• _TASK PROMPT_:
Examine the material below. Gather every line in which the string "是否为同一人" appears.

• _Rows from a dataset_:
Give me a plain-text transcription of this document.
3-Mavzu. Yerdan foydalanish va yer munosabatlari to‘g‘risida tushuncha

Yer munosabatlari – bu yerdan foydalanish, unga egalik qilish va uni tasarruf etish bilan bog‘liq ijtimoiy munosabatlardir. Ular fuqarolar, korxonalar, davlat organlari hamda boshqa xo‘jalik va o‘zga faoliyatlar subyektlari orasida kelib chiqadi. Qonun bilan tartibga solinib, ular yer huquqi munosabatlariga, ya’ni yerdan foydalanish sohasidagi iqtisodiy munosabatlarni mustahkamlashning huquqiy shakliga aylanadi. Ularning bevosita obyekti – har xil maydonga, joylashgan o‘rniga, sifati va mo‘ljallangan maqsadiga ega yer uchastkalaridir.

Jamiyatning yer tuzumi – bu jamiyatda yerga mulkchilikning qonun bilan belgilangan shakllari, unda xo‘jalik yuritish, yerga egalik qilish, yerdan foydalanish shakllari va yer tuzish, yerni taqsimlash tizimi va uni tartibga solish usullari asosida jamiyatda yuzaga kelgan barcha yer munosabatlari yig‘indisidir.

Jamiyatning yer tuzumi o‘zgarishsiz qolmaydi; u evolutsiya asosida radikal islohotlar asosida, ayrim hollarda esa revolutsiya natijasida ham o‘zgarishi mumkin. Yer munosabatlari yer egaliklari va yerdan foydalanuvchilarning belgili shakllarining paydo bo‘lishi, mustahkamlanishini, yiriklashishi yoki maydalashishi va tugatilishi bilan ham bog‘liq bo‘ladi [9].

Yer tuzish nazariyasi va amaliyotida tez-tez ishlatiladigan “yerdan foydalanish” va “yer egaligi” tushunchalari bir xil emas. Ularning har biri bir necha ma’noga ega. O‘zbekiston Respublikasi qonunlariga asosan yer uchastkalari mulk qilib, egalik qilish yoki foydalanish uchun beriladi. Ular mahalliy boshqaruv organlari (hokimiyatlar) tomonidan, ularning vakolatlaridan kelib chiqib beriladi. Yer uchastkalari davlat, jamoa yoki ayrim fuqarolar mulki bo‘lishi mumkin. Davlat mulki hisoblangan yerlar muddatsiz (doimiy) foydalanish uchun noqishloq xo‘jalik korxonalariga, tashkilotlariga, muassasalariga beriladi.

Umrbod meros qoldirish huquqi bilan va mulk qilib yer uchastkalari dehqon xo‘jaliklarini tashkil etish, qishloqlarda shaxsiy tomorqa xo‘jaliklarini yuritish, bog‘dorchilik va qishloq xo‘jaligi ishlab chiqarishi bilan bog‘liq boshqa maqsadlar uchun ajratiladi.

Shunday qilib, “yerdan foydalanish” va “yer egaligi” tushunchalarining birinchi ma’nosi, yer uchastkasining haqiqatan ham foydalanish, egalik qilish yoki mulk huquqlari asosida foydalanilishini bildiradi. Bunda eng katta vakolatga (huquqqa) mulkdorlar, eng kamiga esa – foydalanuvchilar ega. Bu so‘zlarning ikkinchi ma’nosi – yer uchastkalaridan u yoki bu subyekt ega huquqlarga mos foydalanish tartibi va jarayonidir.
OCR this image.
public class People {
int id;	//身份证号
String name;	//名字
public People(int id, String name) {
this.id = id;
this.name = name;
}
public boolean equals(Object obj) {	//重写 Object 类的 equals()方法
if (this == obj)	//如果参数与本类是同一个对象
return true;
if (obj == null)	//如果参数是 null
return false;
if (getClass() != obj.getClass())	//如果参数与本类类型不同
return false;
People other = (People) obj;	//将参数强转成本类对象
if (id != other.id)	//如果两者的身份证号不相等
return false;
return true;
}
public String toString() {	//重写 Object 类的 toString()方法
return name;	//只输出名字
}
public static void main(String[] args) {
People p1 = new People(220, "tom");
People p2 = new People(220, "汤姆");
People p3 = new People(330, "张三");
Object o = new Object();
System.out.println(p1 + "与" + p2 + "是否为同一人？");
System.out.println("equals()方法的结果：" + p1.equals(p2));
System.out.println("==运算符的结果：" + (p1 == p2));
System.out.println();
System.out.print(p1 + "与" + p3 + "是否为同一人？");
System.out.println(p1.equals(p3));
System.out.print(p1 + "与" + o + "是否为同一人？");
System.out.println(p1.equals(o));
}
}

• _PROBLEM SOLUTION_:
System.out.println(p1 + "与" + p2 + "是否为同一人？");
System.out.print(p1 + "与" + p3 + "是否为同一人？");
System.out.print(p1 + "与" + o + "是否为同一人？");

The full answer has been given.